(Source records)
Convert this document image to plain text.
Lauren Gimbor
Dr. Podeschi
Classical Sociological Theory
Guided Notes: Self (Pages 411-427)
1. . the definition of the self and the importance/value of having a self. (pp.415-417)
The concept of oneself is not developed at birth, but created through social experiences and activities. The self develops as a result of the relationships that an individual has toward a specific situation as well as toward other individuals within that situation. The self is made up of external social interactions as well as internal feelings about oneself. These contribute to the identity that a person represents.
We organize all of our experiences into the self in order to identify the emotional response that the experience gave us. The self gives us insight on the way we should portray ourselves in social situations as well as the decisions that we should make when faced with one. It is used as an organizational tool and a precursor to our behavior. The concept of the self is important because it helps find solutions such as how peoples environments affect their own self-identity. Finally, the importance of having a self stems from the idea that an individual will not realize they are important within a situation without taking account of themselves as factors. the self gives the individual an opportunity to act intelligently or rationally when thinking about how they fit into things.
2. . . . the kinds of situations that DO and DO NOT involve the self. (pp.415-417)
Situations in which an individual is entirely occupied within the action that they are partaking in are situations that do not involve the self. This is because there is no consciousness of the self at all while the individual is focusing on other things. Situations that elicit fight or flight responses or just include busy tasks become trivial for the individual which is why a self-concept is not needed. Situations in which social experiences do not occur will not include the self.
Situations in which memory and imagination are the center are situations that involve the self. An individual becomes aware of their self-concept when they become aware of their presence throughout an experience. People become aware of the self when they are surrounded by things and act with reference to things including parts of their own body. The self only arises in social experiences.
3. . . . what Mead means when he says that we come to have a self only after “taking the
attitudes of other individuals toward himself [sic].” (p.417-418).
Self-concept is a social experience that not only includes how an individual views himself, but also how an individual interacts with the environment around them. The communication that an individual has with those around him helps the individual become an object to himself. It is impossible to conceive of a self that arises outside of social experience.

_Task prompt_.
Extract all of the data above without altering anything.

_Worked solution_.
Convert this document image to plain text.
Lauren Gimbor
Dr. Podeschi
Classical Sociological Theory
Guided Notes: Self (Pages 411-427)
1. . the definition of the self and the importance/value of having a self. (pp.415-417)
The concept of oneself is not developed at birth, but created through social experiences and activities. The self develops as a result of the relationships that an individual has toward a specific situation as well as toward other individuals within that situation. The self is made up of external social interactions as well as internal feelings about oneself. These contribute to the identity that a person represents.
We organize all of our experiences into the self in order to identify the emotional response that the experience gave us. The self gives us insight on the way we should portray ourselves in social situations as well as the decisions that we should make when faced with one. It is used as an organizational tool and a precursor to our behavior. The concept of the self is important because it helps find solutions such as how peoples environments affect their own self-identity. Finally, the importance of having a self stems from the idea that an individual will not realize they are important within a situation without taking account of themselves as factors. the self gives the individual an opportunity to act intelligently or rationally when thinking about how they fit into things.
2. . . . the kinds of situations that DO and DO NOT involve the self. (pp.415-417)
Situations in which an individual is entirely occupied within the action that they are partaking in are situations that do not involve the self. This is because there is no consciousness of the self at all while the individual is focusing on other things. Situations that elicit fight or flight responses or just include busy tasks become trivial for the individual which is why a self-concept is not needed. Situations in which social experiences do not occur will not include the self.
Situations in which memory and imagination are the center are situations that involve the self. An individual becomes aware of their self-concept when they become aware of their presence throughout an experience. People become aware of the self when they are surrounded by things and act with reference to things including parts of their own body. The self only arises in social experiences.
3. . . . what Mead means when he says that we come to have a self only after “taking the
attitudes of other individuals toward himself [sic].” (p.417-418).
Self-concept is a social experience that not only includes how an individual views himself, but also how an individual interacts with the environment around them. The communication that an individual has with those around him helps the individual become an object to himself. It is impossible to conceive of a self that arises outside of social experience.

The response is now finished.